(기록된 데이터)
>>>

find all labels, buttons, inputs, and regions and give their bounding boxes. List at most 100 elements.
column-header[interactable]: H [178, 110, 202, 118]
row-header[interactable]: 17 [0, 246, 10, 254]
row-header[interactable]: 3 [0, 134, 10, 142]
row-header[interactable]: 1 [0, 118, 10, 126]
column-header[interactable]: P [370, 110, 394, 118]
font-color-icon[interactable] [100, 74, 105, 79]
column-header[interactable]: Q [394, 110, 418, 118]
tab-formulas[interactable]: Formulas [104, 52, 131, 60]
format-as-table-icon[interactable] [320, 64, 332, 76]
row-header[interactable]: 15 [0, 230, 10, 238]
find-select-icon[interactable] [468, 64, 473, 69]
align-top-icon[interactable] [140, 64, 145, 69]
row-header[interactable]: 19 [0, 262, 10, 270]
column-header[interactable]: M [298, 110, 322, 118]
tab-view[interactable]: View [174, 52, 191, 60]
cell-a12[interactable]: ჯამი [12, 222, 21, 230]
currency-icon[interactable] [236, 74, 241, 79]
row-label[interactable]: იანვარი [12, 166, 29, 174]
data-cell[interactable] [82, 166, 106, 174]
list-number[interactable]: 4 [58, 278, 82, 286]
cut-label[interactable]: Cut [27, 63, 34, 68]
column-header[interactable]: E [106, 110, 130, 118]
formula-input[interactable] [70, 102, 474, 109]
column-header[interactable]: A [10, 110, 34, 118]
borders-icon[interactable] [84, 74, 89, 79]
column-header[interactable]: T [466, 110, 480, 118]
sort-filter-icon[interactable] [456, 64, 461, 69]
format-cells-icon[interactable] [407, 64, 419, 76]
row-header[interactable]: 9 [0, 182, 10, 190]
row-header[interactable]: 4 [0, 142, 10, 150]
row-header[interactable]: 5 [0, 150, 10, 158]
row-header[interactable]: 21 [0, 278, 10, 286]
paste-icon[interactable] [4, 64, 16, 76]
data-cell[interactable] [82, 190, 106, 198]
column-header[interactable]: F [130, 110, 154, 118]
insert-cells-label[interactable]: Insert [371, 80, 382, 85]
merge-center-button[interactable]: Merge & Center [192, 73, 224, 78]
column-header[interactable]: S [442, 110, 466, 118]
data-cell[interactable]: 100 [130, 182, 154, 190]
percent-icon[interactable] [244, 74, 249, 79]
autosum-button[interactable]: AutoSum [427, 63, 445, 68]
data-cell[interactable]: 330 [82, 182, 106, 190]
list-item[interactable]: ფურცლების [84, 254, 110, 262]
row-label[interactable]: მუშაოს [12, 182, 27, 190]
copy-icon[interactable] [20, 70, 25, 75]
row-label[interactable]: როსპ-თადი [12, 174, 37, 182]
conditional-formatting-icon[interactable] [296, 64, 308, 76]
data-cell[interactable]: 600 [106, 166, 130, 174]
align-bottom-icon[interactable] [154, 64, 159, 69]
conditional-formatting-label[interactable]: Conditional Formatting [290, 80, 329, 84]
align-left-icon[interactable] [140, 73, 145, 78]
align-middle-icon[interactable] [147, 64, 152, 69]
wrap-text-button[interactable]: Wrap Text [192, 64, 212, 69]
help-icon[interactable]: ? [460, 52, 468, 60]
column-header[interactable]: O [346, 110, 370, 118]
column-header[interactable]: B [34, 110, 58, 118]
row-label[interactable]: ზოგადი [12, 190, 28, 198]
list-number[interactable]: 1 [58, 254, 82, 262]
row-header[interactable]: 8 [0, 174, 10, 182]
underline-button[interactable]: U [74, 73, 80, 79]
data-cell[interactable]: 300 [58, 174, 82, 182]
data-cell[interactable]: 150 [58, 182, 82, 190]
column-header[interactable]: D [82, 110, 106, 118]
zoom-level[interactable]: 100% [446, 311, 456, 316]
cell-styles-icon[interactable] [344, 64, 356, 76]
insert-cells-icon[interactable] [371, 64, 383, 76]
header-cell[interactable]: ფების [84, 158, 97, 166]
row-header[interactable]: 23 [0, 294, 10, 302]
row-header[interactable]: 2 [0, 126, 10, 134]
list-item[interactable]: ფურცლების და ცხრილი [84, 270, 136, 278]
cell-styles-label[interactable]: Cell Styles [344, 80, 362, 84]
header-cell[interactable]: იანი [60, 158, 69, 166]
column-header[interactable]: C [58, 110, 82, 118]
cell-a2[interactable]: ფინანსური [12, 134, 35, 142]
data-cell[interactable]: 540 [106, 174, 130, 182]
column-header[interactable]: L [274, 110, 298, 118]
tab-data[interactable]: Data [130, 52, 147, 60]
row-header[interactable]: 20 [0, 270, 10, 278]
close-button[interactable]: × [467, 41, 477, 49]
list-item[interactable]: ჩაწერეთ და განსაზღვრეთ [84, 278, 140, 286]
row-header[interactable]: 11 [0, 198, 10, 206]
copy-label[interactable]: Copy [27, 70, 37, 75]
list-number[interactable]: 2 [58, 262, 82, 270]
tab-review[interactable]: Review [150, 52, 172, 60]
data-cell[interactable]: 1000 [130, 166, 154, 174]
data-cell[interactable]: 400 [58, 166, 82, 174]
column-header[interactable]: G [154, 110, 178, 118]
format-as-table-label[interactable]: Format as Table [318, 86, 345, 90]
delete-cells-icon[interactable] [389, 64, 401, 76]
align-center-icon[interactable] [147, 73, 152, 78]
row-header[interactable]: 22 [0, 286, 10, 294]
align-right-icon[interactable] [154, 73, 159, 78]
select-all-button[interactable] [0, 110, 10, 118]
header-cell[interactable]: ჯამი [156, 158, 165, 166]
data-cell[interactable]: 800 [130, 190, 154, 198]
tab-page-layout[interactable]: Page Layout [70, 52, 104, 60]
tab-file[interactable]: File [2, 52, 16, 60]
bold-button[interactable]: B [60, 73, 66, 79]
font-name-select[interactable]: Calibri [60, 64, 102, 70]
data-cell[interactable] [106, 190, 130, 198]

<<<

연습 목표: 위의 데이터를 처음부터 끝까지 한 줄에 문자열 하나씩 대응하는 JSON 목록으로 변환하시오. 빈 줄은 제외한다.

연습 결과:
[
  "find all labels, buttons, inputs, and regions and give their bounding boxes. List at most 100 elements.",
  "column-header[interactable]: H [178, 110, 202, 118]",
  "row-header[interactable]: 17 [0, 246, 10, 254]",
  "row-header[interactable]: 3 [0, 134, 10, 142]",
  "row-header[interactable]: 1 [0, 118, 10, 126]",
  "column-header[interactable]: P [370, 110, 394, 118]",
  "font-color-icon[interactable] [100, 74, 105, 79]",
  "column-header[interactable]: Q [394, 110, 418, 118]",
  "tab-formulas[interactable]: Formulas [104, 52, 131, 60]",
  "format-as-table-icon[interactable] [320, 64, 332, 76]",
  "row-header[interactable]: 15 [0, 230, 10, 238]",
  "find-select-icon[interactable] [468, 64, 473, 69]",
  "align-top-icon[interactable] [140, 64, 145, 69]",
  "row-header[interactable]: 19 [0, 262, 10, 270]",
  "column-header[interactable]: M [298, 110, 322, 118]",
  "tab-view[interactable]: View [174, 52, 191, 60]",
  "cell-a12[interactable]: ჯამი [12, 222, 21, 230]",
  "currency-icon[interactable] [236, 74, 241, 79]",
  "row-label[interactable]: იანვარი [12, 166, 29, 174]",
  "data-cell[interactable] [82, 166, 106, 174]",
  "list-number[interactable]: 4 [58, 278, 82, 286]",
  "cut-label[interactable]: Cut [27, 63, 34, 68]",
  "column-header[interactable]: E [106, 110, 130, 118]",
  "formula-input[interactable] [70, 102, 474, 109]",
  "column-header[interactable]: A [10, 110, 34, 118]",
  "borders-icon[interactable] [84, 74, 89, 79]",
  "column-header[interactable]: T [466, 110, 480, 118]",
  "sort-filter-icon[interactable] [456, 64, 461, 69]",
  "format-cells-icon[interactable] [407, 64, 419, 76]",
  "row-header[interactable]: 9 [0, 182, 10, 190]",
  "row-header[interactable]: 4 [0, 142, 10, 150]",
  "row-header[interactable]: 5 [0, 150, 10, 158]",
  "row-header[interactable]: 21 [0, 278, 10, 286]",
  "paste-icon[interactable] [4, 64, 16, 76]",
  "data-cell[interactable] [82, 190, 106, 198]",
  "column-header[interactable]: F [130, 110, 154, 118]",
  "insert-cells-label[interactable]: Insert [371, 80, 382, 85]",
  "merge-center-button[interactable]: Merge & Center [192, 73, 224, 78]",
  "column-header[interactable]: S [442, 110, 466, 118]",
  "data-cell[interactable]: 100 [130, 182, 154, 190]",
  "percent-icon[interactable] [244, 74, 249, 79]",
  "autosum-button[interactable]: AutoSum [427, 63, 445, 68]",
  "data-cell[interactable]: 330 [82, 182, 106, 190]",
  "list-item[interactable]: ფურცლების [84, 254, 110, 262]",
  "row-label[interactable]: მუშაოს [12, 182, 27, 190]",
  "copy-icon[interactable] [20, 70, 25, 75]",
  "row-label[interactable]: როსპ-თადი [12, 174, 37, 182]",
  "conditional-formatting-icon[interactable] [296, 64, 308, 76]",
  "data-cell[interactable]: 600 [106, 166, 130, 174]",
  "align-bottom-icon[interactable] [154, 64, 159, 69]",
  "conditional-formatting-label[interactable]: Conditional Formatting [290, 80, 329, 84]",
  "align-left-icon[interactable] [140, 73, 145, 78]",
  "align-middle-icon[interactable] [147, 64, 152, 69]",
  "wrap-text-button[interactable]: Wrap Text [192, 64, 212, 69]",
  "help-icon[interactable]: ? [460, 52, 468, 60]",
  "column-header[interactable]: O [346, 110, 370, 118]",
  "column-header[interactable]: B [34, 110, 58, 118]",
  "row-label[interactable]: ზოგადი [12, 190, 28, 198]",
  "list-number[interactable]: 1 [58, 254, 82, 262]",
  "row-header[interactable]: 8 [0, 174, 10, 182]",
  "underline-button[interactable]: U [74, 73, 80, 79]",
  "data-cell[interactable]: 300 [58, 174, 82, 182]",
  "data-cell[interactable]: 150 [58, 182, 82, 190]",
  "column-header[interactable]: D [82, 110, 106, 118]",
  "zoom-level[interactable]: 100% [446, 311, 456, 316]",
  "cell-styles-icon[interactable] [344, 64, 356, 76]",
  "insert-cells-icon[interactable] [371, 64, 383, 76]",
  "header-cell[interactable]: ფების [84, 158, 97, 166]",
  "row-header[interactable]: 23 [0, 294, 10, 302]",
  "row-header[interactable]: 2 [0, 126, 10, 134]",
  "list-item[interactable]: ფურცლების და ცხრილი [84, 270, 136, 278]",
  "cell-styles-label[interactable]: Cell Styles [344, 80, 362, 84]",
  "header-cell[interactable]: იანი [60, 158, 69, 166]",
  "column-header[interactable]: C [58, 110, 82, 118]",
  "cell-a2[interactable]: ფინანსური [12, 134, 35, 142]",
  "data-cell[interactable]: 540 [106, 174, 130, 182]",
  "column-header[interactable]: L [274, 110, 298, 118]",
  "tab-data[interactable]: Data [130, 52, 147, 60]",
  "row-header[interactable]: 20 [0, 270, 10, 278]",
  "close-button[interactable]: × [467, 41, 477, 49]",
  "list-item[interactable]: ჩაწერეთ და განსაზღვრეთ [84, 278, 140, 286]",
  "row-header[interactable]: 11 [0, 198, 10, 206]",
  "copy-label[interactable]: Copy [27, 70, 37, 75]",
  "list-number[interactable]: 2 [58, 262, 82, 270]",
  "tab-review[interactable]: Review [150, 52, 172, 60]",
  "data-cell[interactable]: 1000 [130, 166, 154, 174]",
  "data-cell[interactable]: 400 [58, 166, 82, 174]",
  "column-header[interactable]: G [154, 110, 178, 118]",
  "format-as-table-label[interactable]: Format as Table [318, 86, 345, 90]",
  "delete-cells-icon[interactable] [389, 64, 401, 76]",
  "align-center-icon[interactable] [147, 73, 152, 78]",
  "row-header[interactable]: 22 [0, 286, 10, 294]",
  "align-right-icon[interactable] [154, 73, 159, 78]",
  "select-all-button[interactable] [0, 110, 10, 118]",
  "header-cell[interactable]: ჯამი [156, 158, 165, 166]",
  "data-cell[interactable]: 800 [130, 190, 154, 198]",
  "tab-page-layout[interactable]: Page Layout [70, 52, 104, 60]",
  "tab-file[interactable]: File [2, 52, 16, 60]",
  "bold-button[interactable]: B [60, 73, 66, 79]",
  "font-name-select[interactable]: Calibri [60, 64, 102, 70]",
  "data-cell[interactable] [106, 190, 130, 198]"
]